Figure dataset records:
● ● ● ● ●

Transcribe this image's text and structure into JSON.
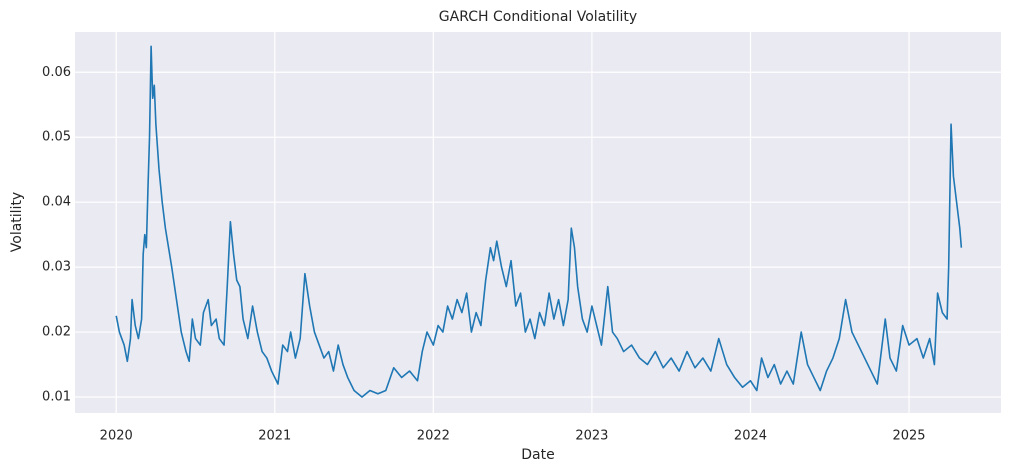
{
  "chart_data": {
    "type": "line",
    "title": "GARCH Conditional Volatility",
    "x_label": "Date",
    "y_label": "Volatility",
    "color": "#1f77b4",
    "grid": true,
    "xlim": [
      2019.74,
      2025.58
    ],
    "xticks": [
      2020,
      2021,
      2022,
      2023,
      2024,
      2025
    ],
    "ylim": [
      0.00754,
      0.0662
    ],
    "yticks": [
      0.01,
      0.02,
      0.03,
      0.04,
      0.05,
      0.06
    ],
    "x": [
      2020.0,
      2020.02,
      2020.05,
      2020.07,
      2020.09,
      2020.1,
      2020.12,
      2020.14,
      2020.16,
      2020.17,
      2020.18,
      2020.19,
      2020.2,
      2020.21,
      2020.22,
      2020.23,
      2020.24,
      2020.25,
      2020.27,
      2020.29,
      2020.31,
      2020.33,
      2020.35,
      2020.38,
      2020.41,
      2020.44,
      2020.46,
      2020.48,
      2020.5,
      2020.53,
      2020.55,
      2020.58,
      2020.6,
      2020.63,
      2020.65,
      2020.68,
      2020.7,
      2020.72,
      2020.74,
      2020.76,
      2020.78,
      2020.8,
      2020.83,
      2020.86,
      2020.89,
      2020.92,
      2020.95,
      2020.98,
      2021.02,
      2021.05,
      2021.08,
      2021.1,
      2021.13,
      2021.16,
      2021.19,
      2021.22,
      2021.25,
      2021.28,
      2021.31,
      2021.34,
      2021.37,
      2021.4,
      2021.43,
      2021.46,
      2021.5,
      2021.55,
      2021.6,
      2021.65,
      2021.7,
      2021.75,
      2021.8,
      2021.85,
      2021.9,
      2021.93,
      2021.96,
      2022.0,
      2022.03,
      2022.06,
      2022.09,
      2022.12,
      2022.15,
      2022.18,
      2022.21,
      2022.24,
      2022.27,
      2022.3,
      2022.33,
      2022.36,
      2022.38,
      2022.4,
      2022.43,
      2022.46,
      2022.49,
      2022.52,
      2022.55,
      2022.58,
      2022.61,
      2022.64,
      2022.67,
      2022.7,
      2022.73,
      2022.76,
      2022.79,
      2022.82,
      2022.85,
      2022.87,
      2022.89,
      2022.91,
      2022.94,
      2022.97,
      2023.0,
      2023.03,
      2023.06,
      2023.1,
      2023.13,
      2023.16,
      2023.2,
      2023.25,
      2023.3,
      2023.35,
      2023.4,
      2023.45,
      2023.5,
      2023.55,
      2023.6,
      2023.65,
      2023.7,
      2023.75,
      2023.8,
      2023.85,
      2023.9,
      2023.95,
      2024.0,
      2024.04,
      2024.07,
      2024.11,
      2024.15,
      2024.19,
      2024.23,
      2024.27,
      2024.32,
      2024.36,
      2024.4,
      2024.44,
      2024.48,
      2024.52,
      2024.56,
      2024.6,
      2024.64,
      2024.68,
      2024.72,
      2024.76,
      2024.8,
      2024.85,
      2024.88,
      2024.92,
      2024.96,
      2025.0,
      2025.05,
      2025.09,
      2025.13,
      2025.16,
      2025.18,
      2025.21,
      2025.24,
      2025.25,
      2025.265,
      2025.28,
      2025.3,
      2025.32,
      2025.33
    ],
    "values": [
      0.0225,
      0.02,
      0.018,
      0.0155,
      0.019,
      0.025,
      0.021,
      0.019,
      0.022,
      0.032,
      0.035,
      0.033,
      0.042,
      0.05,
      0.064,
      0.056,
      0.058,
      0.052,
      0.045,
      0.04,
      0.036,
      0.033,
      0.03,
      0.025,
      0.02,
      0.017,
      0.0155,
      0.022,
      0.019,
      0.018,
      0.023,
      0.025,
      0.021,
      0.022,
      0.019,
      0.018,
      0.027,
      0.037,
      0.032,
      0.028,
      0.027,
      0.022,
      0.019,
      0.024,
      0.02,
      0.017,
      0.016,
      0.014,
      0.012,
      0.018,
      0.017,
      0.02,
      0.016,
      0.019,
      0.029,
      0.024,
      0.02,
      0.018,
      0.016,
      0.017,
      0.014,
      0.018,
      0.015,
      0.013,
      0.011,
      0.01,
      0.011,
      0.0105,
      0.011,
      0.0145,
      0.013,
      0.014,
      0.0125,
      0.017,
      0.02,
      0.018,
      0.021,
      0.02,
      0.024,
      0.022,
      0.025,
      0.023,
      0.026,
      0.02,
      0.023,
      0.021,
      0.028,
      0.033,
      0.031,
      0.034,
      0.03,
      0.027,
      0.031,
      0.024,
      0.026,
      0.02,
      0.022,
      0.019,
      0.023,
      0.021,
      0.026,
      0.022,
      0.025,
      0.021,
      0.025,
      0.036,
      0.033,
      0.027,
      0.022,
      0.02,
      0.024,
      0.021,
      0.018,
      0.027,
      0.02,
      0.019,
      0.017,
      0.018,
      0.016,
      0.015,
      0.017,
      0.0145,
      0.016,
      0.014,
      0.017,
      0.0145,
      0.016,
      0.014,
      0.019,
      0.015,
      0.013,
      0.0115,
      0.0125,
      0.011,
      0.016,
      0.013,
      0.015,
      0.012,
      0.014,
      0.012,
      0.02,
      0.015,
      0.013,
      0.011,
      0.014,
      0.016,
      0.019,
      0.025,
      0.02,
      0.018,
      0.016,
      0.014,
      0.012,
      0.022,
      0.016,
      0.014,
      0.021,
      0.018,
      0.019,
      0.016,
      0.019,
      0.015,
      0.026,
      0.023,
      0.022,
      0.03,
      0.052,
      0.044,
      0.04,
      0.036,
      0.033
    ]
  }
}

● ● ● ● ●

Aim of the task: Find and count the lines of the data that include the string "Volatility", and report that figure by itself.

Solution: 2